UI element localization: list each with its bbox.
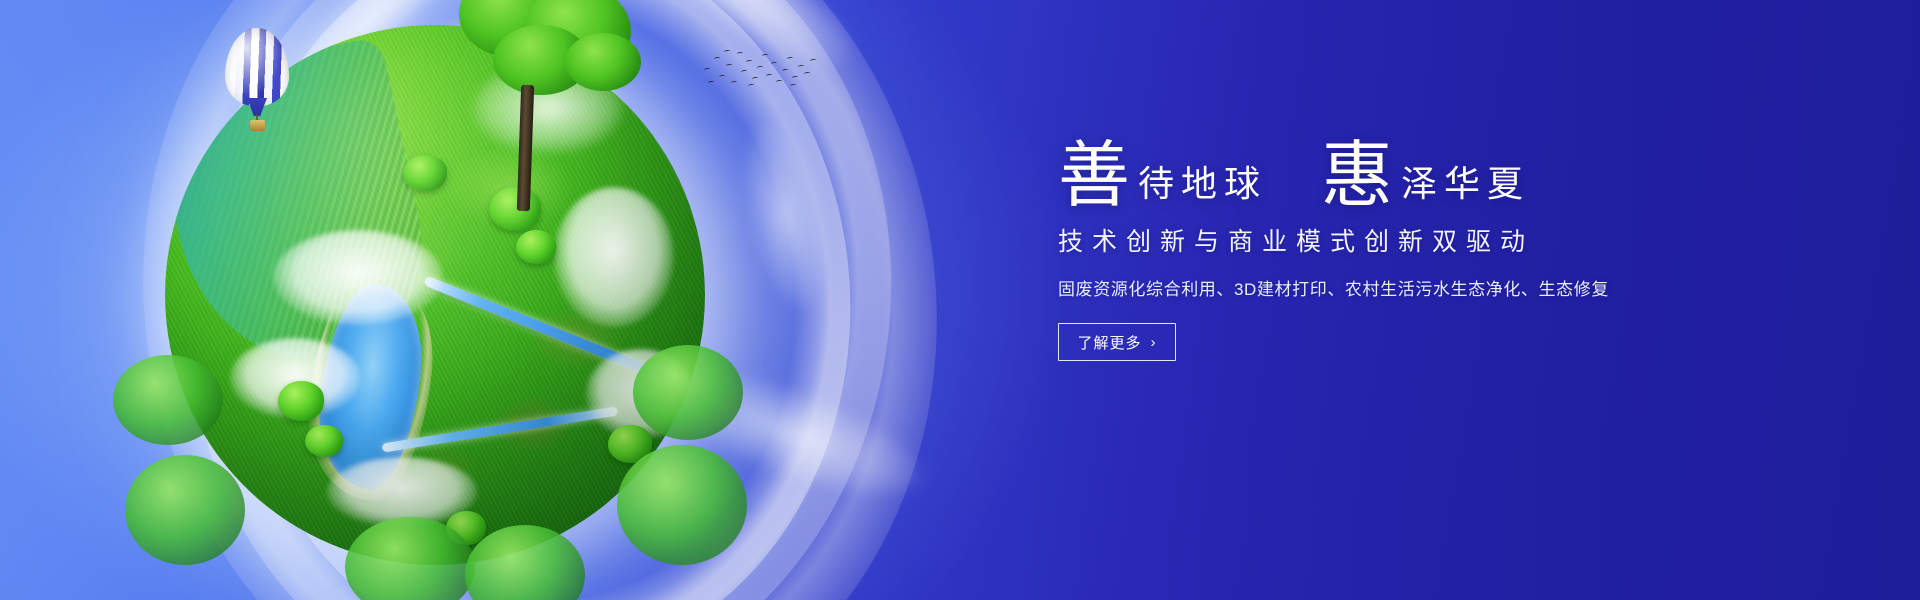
learn-more-button[interactable]: 了解更多 ›	[1058, 323, 1176, 361]
rim-tree	[345, 517, 475, 600]
hot-air-balloon	[225, 28, 289, 138]
banner-description: 固废资源化综合利用、3D建材打印、农村生活污水生态净化、生态修复	[1058, 275, 1818, 300]
headline-part2-large: 惠	[1321, 140, 1393, 212]
cloud-wisp	[731, 115, 839, 315]
learn-more-label: 了解更多	[1077, 332, 1141, 353]
hero-tree	[415, 0, 655, 197]
headline: 善 待地球 惠 泽华夏	[1058, 120, 1818, 206]
rim-tree	[125, 455, 245, 595]
hero-banner: 善 待地球 惠 泽华夏 技术创新与商业模式创新双驱动 固废资源化综合利用、3D建…	[0, 0, 1920, 600]
headline-part2-small: 泽华夏	[1393, 166, 1530, 202]
headline-part1-large: 善	[1058, 140, 1130, 212]
chevron-right-icon: ›	[1151, 335, 1157, 350]
banner-content: 善 待地球 惠 泽华夏 技术创新与商业模式创新双驱动 固废资源化综合利用、3D建…	[1058, 120, 1818, 361]
rim-tree	[617, 445, 747, 595]
rim-tree	[465, 525, 585, 600]
bird-flock	[700, 48, 820, 96]
balloon-basket	[250, 120, 265, 131]
headline-part1-small: 待地球	[1130, 166, 1267, 202]
banner-subtitle: 技术创新与商业模式创新双驱动	[1058, 222, 1818, 258]
balloon-envelope	[225, 28, 289, 106]
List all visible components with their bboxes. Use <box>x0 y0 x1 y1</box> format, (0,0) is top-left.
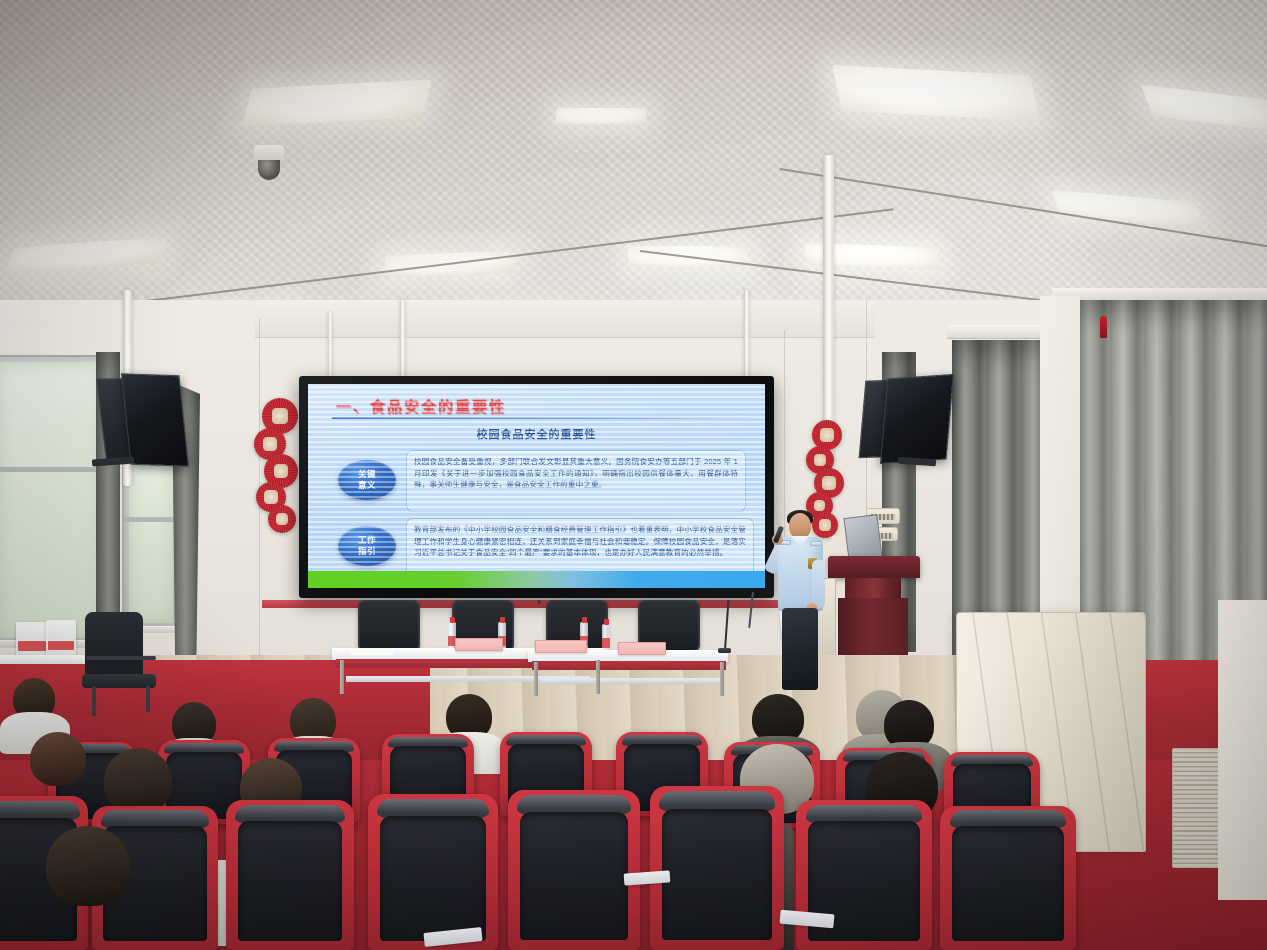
seat-backrest <box>380 816 487 941</box>
slide-title-divider <box>332 417 752 419</box>
butterfly-decoration <box>284 543 295 551</box>
head-table-shelf <box>540 678 720 684</box>
name-placard <box>618 642 666 655</box>
window-left-1 <box>0 355 110 645</box>
wall-header-band <box>255 300 875 338</box>
bottled-water-pack <box>46 620 76 658</box>
speaker-pole-right <box>823 155 834 465</box>
chair-armrest <box>86 656 156 660</box>
table-leg <box>596 660 600 694</box>
slide-badge-key-significance: 关键 意义 <box>338 460 396 500</box>
slide-textbox-key-significance: 校园食品安全备受重视，多部门联合发文彰显其重大意义。国务院食安办等五部门于 20… <box>406 450 746 512</box>
chair-leg <box>146 686 150 712</box>
paper-fan-decoration <box>268 505 296 533</box>
window-glass <box>0 362 103 638</box>
window-mullion <box>0 467 108 472</box>
screen-indicator-led <box>537 600 541 604</box>
seat-backrest <box>662 809 772 940</box>
side-table-skirt <box>0 664 88 671</box>
table-leg <box>534 662 538 696</box>
office-chair-back[interactable] <box>85 612 143 680</box>
table-leg <box>340 660 344 694</box>
slide-badge-work-guidelines: 工作 指引 <box>338 526 396 566</box>
butterfly-decoration <box>832 534 843 542</box>
butterfly-decoration <box>266 536 277 544</box>
podium-top <box>828 556 920 578</box>
window-mullion <box>124 517 178 522</box>
audience-seat[interactable] <box>940 806 1076 950</box>
head-table-chair[interactable] <box>358 600 420 652</box>
presenter-head <box>789 513 811 539</box>
table-leg <box>720 662 724 696</box>
side-table <box>0 655 90 664</box>
seat-backrest <box>952 826 1064 941</box>
badge-line-2: 指引 <box>358 546 376 557</box>
ac-pillar <box>1218 600 1267 900</box>
led-display-screen[interactable]: 一、食品安全的重要性 校园食品安全的重要性 关键 意义 校园食品安全备受重视，多… <box>299 376 774 598</box>
audience-seat[interactable] <box>796 800 932 950</box>
badge-line-1: 关键 <box>358 469 376 480</box>
wall-skirting <box>262 600 782 608</box>
chair-leg <box>92 686 96 716</box>
audience-head <box>30 732 86 786</box>
podium-monitor <box>843 514 882 562</box>
head-table-skirt <box>532 661 726 670</box>
name-placard <box>535 640 587 653</box>
badge-line-1: 工作 <box>358 535 376 546</box>
speaker-left <box>121 373 189 467</box>
seat-backrest <box>238 821 343 941</box>
table-papers <box>350 648 394 655</box>
audience-seat[interactable] <box>650 786 784 950</box>
podium-column <box>845 578 901 600</box>
presenter-arm-right <box>812 560 825 608</box>
ac-grille-icon <box>1172 748 1220 868</box>
audience-seat[interactable] <box>226 800 354 950</box>
fire-extinguisher-icon <box>1100 316 1107 338</box>
name-placard <box>455 638 503 651</box>
bottled-water-pack <box>16 622 48 658</box>
presentation-slide: 一、食品安全的重要性 校园食品安全的重要性 关键 意义 校园食品安全备受重视，多… <box>308 384 765 588</box>
audience-head <box>104 748 172 814</box>
audience-seat[interactable] <box>508 790 640 950</box>
presenter-epaulet <box>810 541 822 546</box>
conference-room-photo: 一、食品安全的重要性 校园食品安全的重要性 关键 意义 校园食品安全备受重视，多… <box>0 0 1267 950</box>
audience-head <box>46 826 130 906</box>
seat-backrest <box>520 812 628 940</box>
slide-footer-bar <box>308 571 765 588</box>
microphone-base <box>718 648 731 653</box>
presenter-trousers <box>782 608 818 684</box>
slide-subtitle: 校园食品安全的重要性 <box>308 426 765 442</box>
slide-heading: 一、食品安全的重要性 <box>336 396 506 417</box>
security-camera-icon <box>254 145 284 165</box>
presenter-shoes <box>782 680 818 690</box>
speaker-right <box>880 374 954 464</box>
badge-line-2: 意义 <box>358 480 376 491</box>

§

• EXERCISE INSTRUCTIONS
Copy out every line from the one containing "323, 1176, 361]" down to the one containing "140, 1393, 212]", including both.

• RESPONSE
learn-more-button[interactable]: 了解更多 ›	[1058, 323, 1176, 361]
rim-tree	[345, 517, 475, 600]
hot-air-balloon	[225, 28, 289, 138]
banner-description: 固废资源化综合利用、3D建材打印、农村生活污水生态净化、生态修复	[1058, 275, 1818, 300]
headline-part2-large: 惠	[1321, 140, 1393, 212]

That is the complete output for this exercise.